What you should do. Reproduce the complete listing without any deviation.

Dataset records.
• • • •

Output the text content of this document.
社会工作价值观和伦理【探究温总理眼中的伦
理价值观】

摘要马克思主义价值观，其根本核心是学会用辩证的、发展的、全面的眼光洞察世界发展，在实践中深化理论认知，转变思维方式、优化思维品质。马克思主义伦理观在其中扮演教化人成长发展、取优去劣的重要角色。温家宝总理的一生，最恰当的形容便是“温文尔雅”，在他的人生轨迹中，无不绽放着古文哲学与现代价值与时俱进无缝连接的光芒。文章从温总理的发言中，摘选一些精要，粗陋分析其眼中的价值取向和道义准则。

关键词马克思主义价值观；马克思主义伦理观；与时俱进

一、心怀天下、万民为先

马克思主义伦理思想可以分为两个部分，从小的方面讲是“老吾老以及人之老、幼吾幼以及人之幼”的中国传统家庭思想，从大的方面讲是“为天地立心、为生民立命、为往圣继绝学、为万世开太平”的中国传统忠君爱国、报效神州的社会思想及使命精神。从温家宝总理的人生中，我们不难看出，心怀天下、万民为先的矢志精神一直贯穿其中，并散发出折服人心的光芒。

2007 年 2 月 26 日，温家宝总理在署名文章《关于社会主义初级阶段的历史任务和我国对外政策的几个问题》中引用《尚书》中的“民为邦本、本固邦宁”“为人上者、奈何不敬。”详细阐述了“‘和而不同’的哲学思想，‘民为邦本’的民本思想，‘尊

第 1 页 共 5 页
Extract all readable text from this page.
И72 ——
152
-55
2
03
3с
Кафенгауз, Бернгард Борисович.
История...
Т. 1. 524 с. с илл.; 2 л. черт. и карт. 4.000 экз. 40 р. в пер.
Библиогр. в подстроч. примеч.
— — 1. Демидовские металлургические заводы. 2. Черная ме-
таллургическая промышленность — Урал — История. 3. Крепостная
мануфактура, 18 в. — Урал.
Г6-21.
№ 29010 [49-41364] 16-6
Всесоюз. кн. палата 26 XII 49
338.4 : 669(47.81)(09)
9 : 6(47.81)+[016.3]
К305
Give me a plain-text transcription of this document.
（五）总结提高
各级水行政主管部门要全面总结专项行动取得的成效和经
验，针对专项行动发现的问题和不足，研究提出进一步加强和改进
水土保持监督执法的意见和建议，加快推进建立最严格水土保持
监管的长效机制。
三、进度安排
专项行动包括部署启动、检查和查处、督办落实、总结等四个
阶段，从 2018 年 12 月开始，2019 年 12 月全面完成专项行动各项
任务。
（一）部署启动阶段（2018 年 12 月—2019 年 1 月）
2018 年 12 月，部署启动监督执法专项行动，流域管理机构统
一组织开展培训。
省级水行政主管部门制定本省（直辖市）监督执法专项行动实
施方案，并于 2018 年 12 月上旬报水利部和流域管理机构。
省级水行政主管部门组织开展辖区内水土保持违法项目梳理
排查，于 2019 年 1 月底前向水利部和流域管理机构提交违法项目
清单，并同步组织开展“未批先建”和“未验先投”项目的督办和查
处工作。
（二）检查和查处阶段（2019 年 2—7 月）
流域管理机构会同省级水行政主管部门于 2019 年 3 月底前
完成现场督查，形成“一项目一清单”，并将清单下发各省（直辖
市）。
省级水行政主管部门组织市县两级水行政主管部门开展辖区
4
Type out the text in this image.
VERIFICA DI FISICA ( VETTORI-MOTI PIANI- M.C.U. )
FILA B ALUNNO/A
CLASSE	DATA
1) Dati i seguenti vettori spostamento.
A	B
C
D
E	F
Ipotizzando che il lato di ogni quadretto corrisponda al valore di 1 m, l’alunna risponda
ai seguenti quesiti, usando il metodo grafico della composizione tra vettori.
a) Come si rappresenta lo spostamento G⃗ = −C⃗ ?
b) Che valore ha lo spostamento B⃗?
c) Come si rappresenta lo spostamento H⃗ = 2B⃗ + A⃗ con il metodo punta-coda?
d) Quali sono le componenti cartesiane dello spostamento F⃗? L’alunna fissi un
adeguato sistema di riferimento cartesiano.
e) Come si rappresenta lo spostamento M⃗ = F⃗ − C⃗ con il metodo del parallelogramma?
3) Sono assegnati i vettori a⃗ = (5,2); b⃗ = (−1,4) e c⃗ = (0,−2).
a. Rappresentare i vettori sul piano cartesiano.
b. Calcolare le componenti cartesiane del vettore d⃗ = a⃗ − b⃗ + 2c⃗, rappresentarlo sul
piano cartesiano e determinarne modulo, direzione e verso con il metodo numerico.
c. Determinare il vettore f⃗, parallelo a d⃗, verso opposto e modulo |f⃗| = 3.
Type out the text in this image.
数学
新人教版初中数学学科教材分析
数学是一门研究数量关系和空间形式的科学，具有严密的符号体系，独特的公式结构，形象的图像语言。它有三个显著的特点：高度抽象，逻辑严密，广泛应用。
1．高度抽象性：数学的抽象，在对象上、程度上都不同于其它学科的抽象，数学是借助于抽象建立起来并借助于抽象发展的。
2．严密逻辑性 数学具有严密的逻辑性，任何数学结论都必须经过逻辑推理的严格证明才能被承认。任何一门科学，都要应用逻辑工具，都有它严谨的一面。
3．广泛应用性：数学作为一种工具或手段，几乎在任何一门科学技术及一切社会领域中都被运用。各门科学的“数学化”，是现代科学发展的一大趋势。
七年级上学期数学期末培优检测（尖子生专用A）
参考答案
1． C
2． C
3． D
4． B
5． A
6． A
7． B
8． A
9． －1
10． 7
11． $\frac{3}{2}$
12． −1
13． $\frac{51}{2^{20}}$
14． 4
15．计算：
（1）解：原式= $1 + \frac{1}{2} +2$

• • • •

Output below.
Output the text content of this document.
社会工作价值观和伦理【探究温总理眼中的伦
理价值观】

摘要马克思主义价值观，其根本核心是学会用辩证的、发展的、全面的眼光洞察世界发展，在实践中深化理论认知，转变思维方式、优化思维品质。马克思主义伦理观在其中扮演教化人成长发展、取优去劣的重要角色。温家宝总理的一生，最恰当的形容便是“温文尔雅”，在他的人生轨迹中，无不绽放着古文哲学与现代价值与时俱进无缝连接的光芒。文章从温总理的发言中，摘选一些精要，粗陋分析其眼中的价值取向和道义准则。

关键词马克思主义价值观；马克思主义伦理观；与时俱进

一、心怀天下、万民为先

马克思主义伦理思想可以分为两个部分，从小的方面讲是“老吾老以及人之老、幼吾幼以及人之幼”的中国传统家庭思想，从大的方面讲是“为天地立心、为生民立命、为往圣继绝学、为万世开太平”的中国传统忠君爱国、报效神州的社会思想及使命精神。从温家宝总理的人生中，我们不难看出，心怀天下、万民为先的矢志精神一直贯穿其中，并散发出折服人心的光芒。

2007 年 2 月 26 日，温家宝总理在署名文章《关于社会主义初级阶段的历史任务和我国对外政策的几个问题》中引用《尚书》中的“民为邦本、本固邦宁”“为人上者、奈何不敬。”详细阐述了“‘和而不同’的哲学思想，‘民为邦本’的民本思想，‘尊

第 1 页 共 5 页
Extract all readable text from this page.
И72 ——
152
-55
2
03
3с
Кафенгауз, Бернгард Борисович.
История...
Т. 1. 524 с. с илл.; 2 л. черт. и карт. 4.000 экз. 40 р. в пер.
Библиогр. в подстроч. примеч.
— — 1. Демидовские металлургические заводы. 2. Черная ме-
таллургическая промышленность — Урал — История. 3. Крепостная
мануфактура, 18 в. — Урал.
Г6-21.
№ 29010 [49-41364] 16-6
Всесоюз. кн. палата 26 XII 49
338.4 : 669(47.81)(09)
9 : 6(47.81)+[016.3]
К305
Give me a plain-text transcription of this document.
（五）总结提高
各级水行政主管部门要全面总结专项行动取得的成效和经
验，针对专项行动发现的问题和不足，研究提出进一步加强和改进
水土保持监督执法的意见和建议，加快推进建立最严格水土保持
监管的长效机制。
三、进度安排
专项行动包括部署启动、检查和查处、督办落实、总结等四个
阶段，从 2018 年 12 月开始，2019 年 12 月全面完成专项行动各项
任务。
（一）部署启动阶段（2018 年 12 月—2019 年 1 月）
2018 年 12 月，部署启动监督执法专项行动，流域管理机构统
一组织开展培训。
省级水行政主管部门制定本省（直辖市）监督执法专项行动实
施方案，并于 2018 年 12 月上旬报水利部和流域管理机构。
省级水行政主管部门组织开展辖区内水土保持违法项目梳理
排查，于 2019 年 1 月底前向水利部和流域管理机构提交违法项目
清单，并同步组织开展“未批先建”和“未验先投”项目的督办和查
处工作。
（二）检查和查处阶段（2019 年 2—7 月）
流域管理机构会同省级水行政主管部门于 2019 年 3 月底前
完成现场督查，形成“一项目一清单”，并将清单下发各省（直辖
市）。
省级水行政主管部门组织市县两级水行政主管部门开展辖区
4
Type out the text in this image.
VERIFICA DI FISICA ( VETTORI-MOTI PIANI- M.C.U. )
FILA B ALUNNO/A
CLASSE	DATA
1) Dati i seguenti vettori spostamento.
A	B
C
D
E	F
Ipotizzando che il lato di ogni quadretto corrisponda al valore di 1 m, l’alunna risponda
ai seguenti quesiti, usando il metodo grafico della composizione tra vettori.
a) Come si rappresenta lo spostamento G⃗ = −C⃗ ?
b) Che valore ha lo spostamento B⃗?
c) Come si rappresenta lo spostamento H⃗ = 2B⃗ + A⃗ con il metodo punta-coda?
d) Quali sono le componenti cartesiane dello spostamento F⃗? L’alunna fissi un
adeguato sistema di riferimento cartesiano.
e) Come si rappresenta lo spostamento M⃗ = F⃗ − C⃗ con il metodo del parallelogramma?
3) Sono assegnati i vettori a⃗ = (5,2); b⃗ = (−1,4) e c⃗ = (0,−2).
a. Rappresentare i vettori sul piano cartesiano.
b. Calcolare le componenti cartesiane del vettore d⃗ = a⃗ − b⃗ + 2c⃗, rappresentarlo sul
piano cartesiano e determinarne modulo, direzione e verso con il metodo numerico.
c. Determinare il vettore f⃗, parallelo a d⃗, verso opposto e modulo |f⃗| = 3.
Type out the text in this image.
数学
新人教版初中数学学科教材分析
数学是一门研究数量关系和空间形式的科学，具有严密的符号体系，独特的公式结构，形象的图像语言。它有三个显著的特点：高度抽象，逻辑严密，广泛应用。
1．高度抽象性：数学的抽象，在对象上、程度上都不同于其它学科的抽象，数学是借助于抽象建立起来并借助于抽象发展的。
2．严密逻辑性 数学具有严密的逻辑性，任何数学结论都必须经过逻辑推理的严格证明才能被承认。任何一门科学，都要应用逻辑工具，都有它严谨的一面。
3．广泛应用性：数学作为一种工具或手段，几乎在任何一门科学技术及一切社会领域中都被运用。各门科学的“数学化”，是现代科学发展的一大趋势。
七年级上学期数学期末培优检测（尖子生专用A）
参考答案
1． C
2． C
3． D
4． B
5． A
6． A
7． B
8． A
9． －1
10． 7
11． $\frac{3}{2}$
12． −1
13． $\frac{51}{2^{20}}$
14． 4
15．计算：
（1）解：原式= $1 + \frac{1}{2} +2$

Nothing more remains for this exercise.